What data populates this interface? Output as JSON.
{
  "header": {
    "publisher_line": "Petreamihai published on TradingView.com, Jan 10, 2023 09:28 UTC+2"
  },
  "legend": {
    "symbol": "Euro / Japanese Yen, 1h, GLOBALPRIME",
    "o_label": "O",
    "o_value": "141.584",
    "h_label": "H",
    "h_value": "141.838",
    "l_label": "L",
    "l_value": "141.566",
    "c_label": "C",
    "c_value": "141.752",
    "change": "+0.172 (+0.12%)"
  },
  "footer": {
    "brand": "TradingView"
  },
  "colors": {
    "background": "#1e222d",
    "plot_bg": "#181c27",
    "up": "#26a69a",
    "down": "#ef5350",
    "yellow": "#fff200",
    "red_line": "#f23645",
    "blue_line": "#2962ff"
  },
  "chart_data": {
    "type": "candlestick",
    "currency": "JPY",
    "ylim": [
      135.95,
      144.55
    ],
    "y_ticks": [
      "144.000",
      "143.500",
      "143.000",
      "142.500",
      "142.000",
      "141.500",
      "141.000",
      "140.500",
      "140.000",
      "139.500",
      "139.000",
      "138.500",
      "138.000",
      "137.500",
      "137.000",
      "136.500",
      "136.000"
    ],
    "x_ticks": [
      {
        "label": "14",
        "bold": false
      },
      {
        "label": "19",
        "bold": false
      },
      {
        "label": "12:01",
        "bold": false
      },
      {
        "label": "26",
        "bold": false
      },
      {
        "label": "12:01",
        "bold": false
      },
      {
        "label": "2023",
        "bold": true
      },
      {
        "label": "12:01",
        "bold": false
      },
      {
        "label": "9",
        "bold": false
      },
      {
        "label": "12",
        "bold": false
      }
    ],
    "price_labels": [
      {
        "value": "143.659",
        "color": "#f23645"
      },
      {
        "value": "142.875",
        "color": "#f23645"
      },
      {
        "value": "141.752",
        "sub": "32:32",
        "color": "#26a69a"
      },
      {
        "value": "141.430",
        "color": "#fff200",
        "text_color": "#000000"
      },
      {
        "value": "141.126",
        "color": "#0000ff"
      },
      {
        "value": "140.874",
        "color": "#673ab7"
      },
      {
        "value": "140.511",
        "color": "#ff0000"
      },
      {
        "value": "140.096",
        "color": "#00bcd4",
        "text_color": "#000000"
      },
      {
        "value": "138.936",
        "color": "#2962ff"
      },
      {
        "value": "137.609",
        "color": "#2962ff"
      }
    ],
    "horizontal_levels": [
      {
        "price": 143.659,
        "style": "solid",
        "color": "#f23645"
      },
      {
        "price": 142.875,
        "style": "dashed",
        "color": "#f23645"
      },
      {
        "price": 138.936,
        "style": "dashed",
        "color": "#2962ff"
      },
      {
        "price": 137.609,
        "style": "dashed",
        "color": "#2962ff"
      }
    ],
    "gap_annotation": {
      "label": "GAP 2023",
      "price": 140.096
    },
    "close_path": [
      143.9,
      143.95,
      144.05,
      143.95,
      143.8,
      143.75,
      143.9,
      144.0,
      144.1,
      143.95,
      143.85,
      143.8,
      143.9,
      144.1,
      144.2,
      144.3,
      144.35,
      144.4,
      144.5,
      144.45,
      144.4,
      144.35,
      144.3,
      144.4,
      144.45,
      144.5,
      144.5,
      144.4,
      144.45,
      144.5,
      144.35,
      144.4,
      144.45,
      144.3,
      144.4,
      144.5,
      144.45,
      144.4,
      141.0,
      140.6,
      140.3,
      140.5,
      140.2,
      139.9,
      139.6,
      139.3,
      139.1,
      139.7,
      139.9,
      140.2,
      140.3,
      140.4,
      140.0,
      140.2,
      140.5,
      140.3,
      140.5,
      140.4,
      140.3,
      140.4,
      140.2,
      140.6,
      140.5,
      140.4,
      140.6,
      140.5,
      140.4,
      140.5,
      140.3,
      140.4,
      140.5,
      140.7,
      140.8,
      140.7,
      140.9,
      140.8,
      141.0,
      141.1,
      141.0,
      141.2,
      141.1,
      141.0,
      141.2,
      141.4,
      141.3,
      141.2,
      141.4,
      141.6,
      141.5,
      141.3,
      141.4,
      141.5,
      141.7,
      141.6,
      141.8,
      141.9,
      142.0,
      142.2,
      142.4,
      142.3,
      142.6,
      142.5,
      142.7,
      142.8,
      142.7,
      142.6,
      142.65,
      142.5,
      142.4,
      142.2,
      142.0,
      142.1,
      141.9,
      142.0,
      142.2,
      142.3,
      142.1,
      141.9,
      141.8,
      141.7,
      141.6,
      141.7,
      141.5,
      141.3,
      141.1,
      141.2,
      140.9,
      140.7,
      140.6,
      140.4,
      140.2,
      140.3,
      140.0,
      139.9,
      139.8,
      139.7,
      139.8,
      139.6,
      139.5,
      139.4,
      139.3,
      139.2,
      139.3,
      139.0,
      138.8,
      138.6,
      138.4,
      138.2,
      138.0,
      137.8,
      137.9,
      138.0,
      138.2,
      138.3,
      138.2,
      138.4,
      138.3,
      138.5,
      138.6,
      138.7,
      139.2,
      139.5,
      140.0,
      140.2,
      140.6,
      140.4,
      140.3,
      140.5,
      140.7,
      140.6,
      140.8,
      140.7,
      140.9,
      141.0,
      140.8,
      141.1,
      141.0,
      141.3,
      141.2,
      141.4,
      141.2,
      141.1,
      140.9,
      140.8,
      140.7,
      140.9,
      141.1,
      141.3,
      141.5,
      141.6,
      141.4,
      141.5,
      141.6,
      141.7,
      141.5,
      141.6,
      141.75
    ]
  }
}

··········

### Work required
Each of the records should be retyped exactly.

### Reply
What data populates this interface? Output as JSON.
{
  "header": {
    "publisher_line": "Petreamihai published on TradingView.com, Jan 10, 2023 09:28 UTC+2"
  },
  "legend": {
    "symbol": "Euro / Japanese Yen, 1h, GLOBALPRIME",
    "o_label": "O",
    "o_value": "141.584",
    "h_label": "H",
    "h_value": "141.838",
    "l_label": "L",
    "l_value": "141.566",
    "c_label": "C",
    "c_value": "141.752",
    "change": "+0.172 (+0.12%)"
  },
  "footer": {
    "brand": "TradingView"
  },
  "colors": {
    "background": "#1e222d",
    "plot_bg": "#181c27",
    "up": "#26a69a",
    "down": "#ef5350",
    "yellow": "#fff200",
    "red_line": "#f23645",
    "blue_line": "#2962ff"
  },
  "chart_data": {
    "type": "candlestick",
    "currency": "JPY",
    "ylim": [
      135.95,
      144.55
    ],
    "y_ticks": [
      "144.000",
      "143.500",
      "143.000",
      "142.500",
      "142.000",
      "141.500",
      "141.000",
      "140.500",
      "140.000",
      "139.500",
      "139.000",
      "138.500",
      "138.000",
      "137.500",
      "137.000",
      "136.500",
      "136.000"
    ],
    "x_ticks": [
      {
        "label": "14",
        "bold": false
      },
      {
        "label": "19",
        "bold": false
      },
      {
        "label": "12:01",
        "bold": false
      },
      {
        "label": "26",
        "bold": false
      },
      {
        "label": "12:01",
        "bold": false
      },
      {
        "label": "2023",
        "bold": true
      },
      {
        "label": "12:01",
        "bold": false
      },
      {
        "label": "9",
        "bold": false
      },
      {
        "label": "12",
        "bold": false
      }
    ],
    "price_labels": [
      {
        "value": "143.659",
        "color": "#f23645"
      },
      {
        "value": "142.875",
        "color": "#f23645"
      },
      {
        "value": "141.752",
        "sub": "32:32",
        "color": "#26a69a"
      },
      {
        "value": "141.430",
        "color": "#fff200",
        "text_color": "#000000"
      },
      {
        "value": "141.126",
        "color": "#0000ff"
      },
      {
        "value": "140.874",
        "color": "#673ab7"
      },
      {
        "value": "140.511",
        "color": "#ff0000"
      },
      {
        "value": "140.096",
        "color": "#00bcd4",
        "text_color": "#000000"
      },
      {
        "value": "138.936",
        "color": "#2962ff"
      },
      {
        "value": "137.609",
        "color": "#2962ff"
      }
    ],
    "horizontal_levels": [
      {
        "price": 143.659,
        "style": "solid",
        "color": "#f23645"
      },
      {
        "price": 142.875,
        "style": "dashed",
        "color": "#f23645"
      },
      {
        "price": 138.936,
        "style": "dashed",
        "color": "#2962ff"
      },
      {
        "price": 137.609,
        "style": "dashed",
        "color": "#2962ff"
      }
    ],
    "gap_annotation": {
      "label": "GAP 2023",
      "price": 140.096
    },
    "close_path": [
      143.9,
      143.95,
      144.05,
      143.95,
      143.8,
      143.75,
      143.9,
      144.0,
      144.1,
      143.95,
      143.85,
      143.8,
      143.9,
      144.1,
      144.2,
      144.3,
      144.35,
      144.4,
      144.5,
      144.45,
      144.4,
      144.35,
      144.3,
      144.4,
      144.45,
      144.5,
      144.5,
      144.4,
      144.45,
      144.5,
      144.35,
      144.4,
      144.45,
      144.3,
      144.4,
      144.5,
      144.45,
      144.4,
      141.0,
      140.6,
      140.3,
      140.5,
      140.2,
      139.9,
      139.6,
      139.3,
      139.1,
      139.7,
      139.9,
      140.2,
      140.3,
      140.4,
      140.0,
      140.2,
      140.5,
      140.3,
      140.5,
      140.4,
      140.3,
      140.4,
      140.2,
      140.6,
      140.5,
      140.4,
      140.6,
      140.5,
      140.4,
      140.5,
      140.3,
      140.4,
      140.5,
      140.7,
      140.8,
      140.7,
      140.9,
      140.8,
      141.0,
      141.1,
      141.0,
      141.2,
      141.1,
      141.0,
      141.2,
      141.4,
      141.3,
      141.2,
      141.4,
      141.6,
      141.5,
      141.3,
      141.4,
      141.5,
      141.7,
      141.6,
      141.8,
      141.9,
      142.0,
      142.2,
      142.4,
      142.3,
      142.6,
      142.5,
      142.7,
      142.8,
      142.7,
      142.6,
      142.65,
      142.5,
      142.4,
      142.2,
      142.0,
      142.1,
      141.9,
      142.0,
      142.2,
      142.3,
      142.1,
      141.9,
      141.8,
      141.7,
      141.6,
      141.7,
      141.5,
      141.3,
      141.1,
      141.2,
      140.9,
      140.7,
      140.6,
      140.4,
      140.2,
      140.3,
      140.0,
      139.9,
      139.8,
      139.7,
      139.8,
      139.6,
      139.5,
      139.4,
      139.3,
      139.2,
      139.3,
      139.0,
      138.8,
      138.6,
      138.4,
      138.2,
      138.0,
      137.8,
      137.9,
      138.0,
      138.2,
      138.3,
      138.2,
      138.4,
      138.3,
      138.5,
      138.6,
      138.7,
      139.2,
      139.5,
      140.0,
      140.2,
      140.6,
      140.4,
      140.3,
      140.5,
      140.7,
      140.6,
      140.8,
      140.7,
      140.9,
      141.0,
      140.8,
      141.1,
      141.0,
      141.3,
      141.2,
      141.4,
      141.2,
      141.1,
      140.9,
      140.8,
      140.7,
      140.9,
      141.1,
      141.3,
      141.5,
      141.6,
      141.4,
      141.5,
      141.6,
      141.7,
      141.5,
      141.6,
      141.75
    ]
  }
}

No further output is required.